--- START EXTRACTED ENTRIES ---

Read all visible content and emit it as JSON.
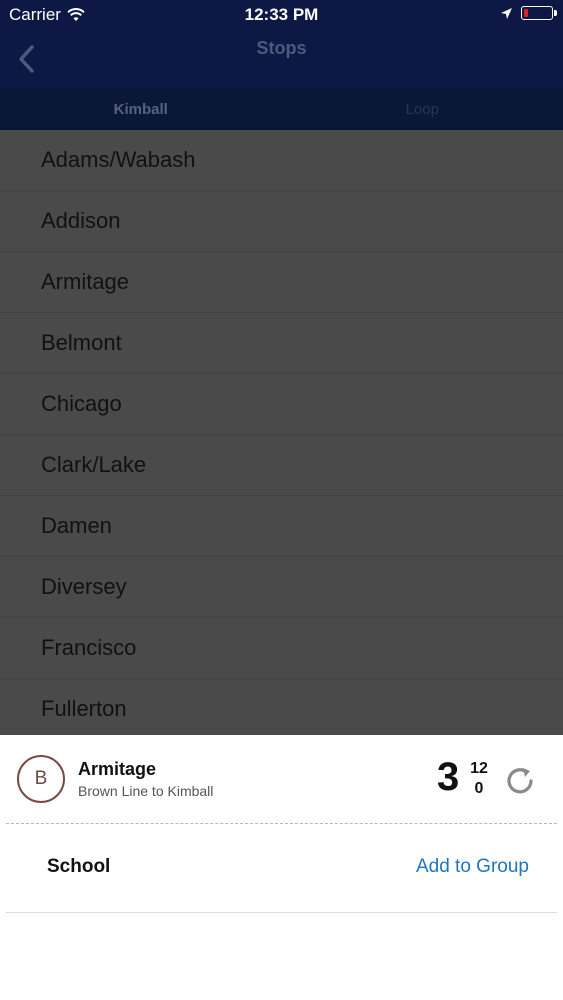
{
  "status_bar": {
    "carrier": "Carrier",
    "time": "12:33 PM"
  },
  "nav": {
    "title": "Stops"
  },
  "tabs": [
    {
      "label": "Kimball"
    },
    {
      "label": "Loop"
    }
  ],
  "stops": [
    "Adams/Wabash",
    "Addison",
    "Armitage",
    "Belmont",
    "Chicago",
    "Clark/Lake",
    "Damen",
    "Diversey",
    "Francisco",
    "Fullerton"
  ],
  "sheet": {
    "badge_letter": "B",
    "stop_name": "Armitage",
    "route": "Brown Line to Kimball",
    "eta_main": "3",
    "eta_next": "12",
    "eta_after": "0",
    "group_name": "School",
    "add_label": "Add to Group"
  },
  "colors": {
    "nav_bg": "#0d1845",
    "tab_bg": "#0a1737",
    "accent_blue": "#1f74c6",
    "badge_brown": "#7a4a43",
    "battery_red": "#e11d2a"
  }
}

--- END EXTRACTED ENTRIES ---

With the pictures left out, transcribe the material exactly.

THE ANSWER:
Read all visible content and emit it as JSON.
{
  "status_bar": {
    "carrier": "Carrier",
    "time": "12:33 PM"
  },
  "nav": {
    "title": "Stops"
  },
  "tabs": [
    {
      "label": "Kimball"
    },
    {
      "label": "Loop"
    }
  ],
  "stops": [
    "Adams/Wabash",
    "Addison",
    "Armitage",
    "Belmont",
    "Chicago",
    "Clark/Lake",
    "Damen",
    "Diversey",
    "Francisco",
    "Fullerton"
  ],
  "sheet": {
    "badge_letter": "B",
    "stop_name": "Armitage",
    "route": "Brown Line to Kimball",
    "eta_main": "3",
    "eta_next": "12",
    "eta_after": "0",
    "group_name": "School",
    "add_label": "Add to Group"
  },
  "colors": {
    "nav_bg": "#0d1845",
    "tab_bg": "#0a1737",
    "accent_blue": "#1f74c6",
    "badge_brown": "#7a4a43",
    "battery_red": "#e11d2a"
  }
}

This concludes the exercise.